# [The problem]
Reply with the count of lines holding "nhận", nothing more.
** START **
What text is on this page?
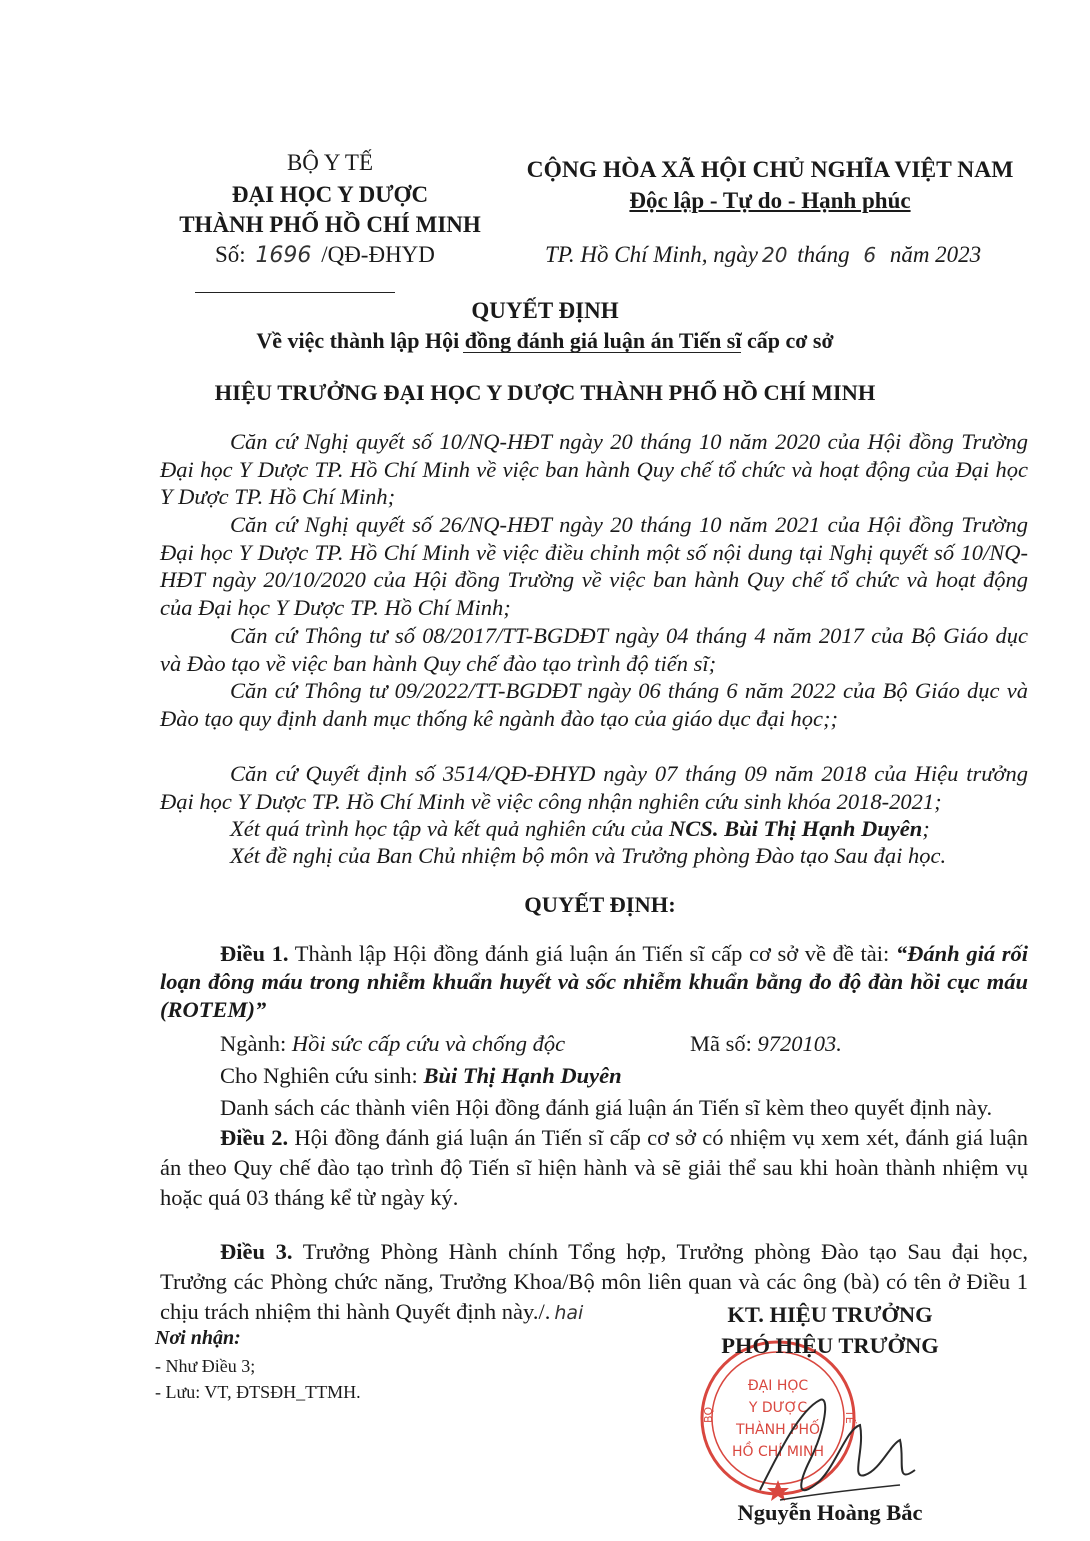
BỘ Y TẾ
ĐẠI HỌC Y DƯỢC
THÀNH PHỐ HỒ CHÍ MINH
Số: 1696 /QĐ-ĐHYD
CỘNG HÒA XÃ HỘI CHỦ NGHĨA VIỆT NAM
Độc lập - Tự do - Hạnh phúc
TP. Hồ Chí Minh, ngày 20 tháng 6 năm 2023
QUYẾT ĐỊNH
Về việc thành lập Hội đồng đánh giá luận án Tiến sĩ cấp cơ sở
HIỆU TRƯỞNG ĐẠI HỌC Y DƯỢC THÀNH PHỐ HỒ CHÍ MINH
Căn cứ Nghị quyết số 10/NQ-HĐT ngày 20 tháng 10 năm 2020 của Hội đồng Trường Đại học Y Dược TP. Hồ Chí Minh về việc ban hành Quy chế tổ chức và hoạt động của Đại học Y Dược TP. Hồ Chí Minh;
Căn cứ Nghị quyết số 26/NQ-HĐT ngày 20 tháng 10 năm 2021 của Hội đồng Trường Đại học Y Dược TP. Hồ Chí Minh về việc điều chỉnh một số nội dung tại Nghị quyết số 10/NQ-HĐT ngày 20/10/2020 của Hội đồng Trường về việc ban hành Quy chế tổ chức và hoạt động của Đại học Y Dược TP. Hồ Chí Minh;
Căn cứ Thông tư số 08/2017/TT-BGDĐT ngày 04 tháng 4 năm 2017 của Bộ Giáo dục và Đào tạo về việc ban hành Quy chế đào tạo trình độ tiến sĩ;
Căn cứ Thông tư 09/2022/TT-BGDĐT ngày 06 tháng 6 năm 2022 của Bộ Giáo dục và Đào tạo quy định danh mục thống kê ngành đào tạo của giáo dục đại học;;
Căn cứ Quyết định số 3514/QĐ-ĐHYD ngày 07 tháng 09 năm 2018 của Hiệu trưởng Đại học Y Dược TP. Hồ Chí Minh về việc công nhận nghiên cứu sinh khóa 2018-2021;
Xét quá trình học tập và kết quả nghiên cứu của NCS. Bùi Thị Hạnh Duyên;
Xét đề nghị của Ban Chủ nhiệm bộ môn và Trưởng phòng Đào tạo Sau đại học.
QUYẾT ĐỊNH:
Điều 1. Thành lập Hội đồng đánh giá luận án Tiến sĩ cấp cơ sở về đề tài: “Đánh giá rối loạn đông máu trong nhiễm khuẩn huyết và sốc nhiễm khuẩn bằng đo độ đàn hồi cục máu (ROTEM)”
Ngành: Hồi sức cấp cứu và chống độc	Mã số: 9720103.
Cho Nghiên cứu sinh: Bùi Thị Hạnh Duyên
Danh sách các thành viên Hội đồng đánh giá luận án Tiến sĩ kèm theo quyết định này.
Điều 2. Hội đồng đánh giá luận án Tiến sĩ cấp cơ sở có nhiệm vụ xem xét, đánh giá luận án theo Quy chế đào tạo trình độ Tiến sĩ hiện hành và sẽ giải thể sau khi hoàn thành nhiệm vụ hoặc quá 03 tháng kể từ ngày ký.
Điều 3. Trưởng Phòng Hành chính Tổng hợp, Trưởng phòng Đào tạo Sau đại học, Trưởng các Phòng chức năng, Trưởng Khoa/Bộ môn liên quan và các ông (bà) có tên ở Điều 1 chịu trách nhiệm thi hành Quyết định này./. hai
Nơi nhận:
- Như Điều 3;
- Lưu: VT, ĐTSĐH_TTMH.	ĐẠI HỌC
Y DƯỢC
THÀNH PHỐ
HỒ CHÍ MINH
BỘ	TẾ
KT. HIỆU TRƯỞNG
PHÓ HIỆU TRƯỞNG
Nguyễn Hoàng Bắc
** END **
** START **
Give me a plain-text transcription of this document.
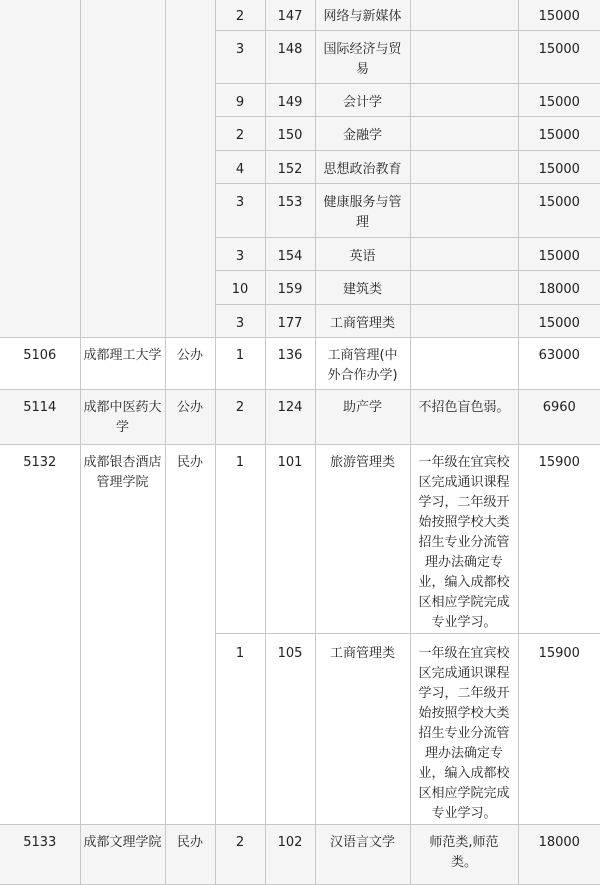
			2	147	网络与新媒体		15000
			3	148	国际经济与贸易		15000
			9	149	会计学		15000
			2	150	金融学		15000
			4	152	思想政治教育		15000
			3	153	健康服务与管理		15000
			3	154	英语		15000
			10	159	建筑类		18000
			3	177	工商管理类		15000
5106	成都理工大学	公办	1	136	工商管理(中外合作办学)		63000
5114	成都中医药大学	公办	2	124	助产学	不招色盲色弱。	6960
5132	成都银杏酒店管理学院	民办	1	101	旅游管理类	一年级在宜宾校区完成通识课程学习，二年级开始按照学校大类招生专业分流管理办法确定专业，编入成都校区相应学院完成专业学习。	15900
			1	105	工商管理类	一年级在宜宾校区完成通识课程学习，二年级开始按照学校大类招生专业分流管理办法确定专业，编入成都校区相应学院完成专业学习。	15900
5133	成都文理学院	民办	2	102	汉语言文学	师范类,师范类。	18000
** END **
# [Solution to this problem]
2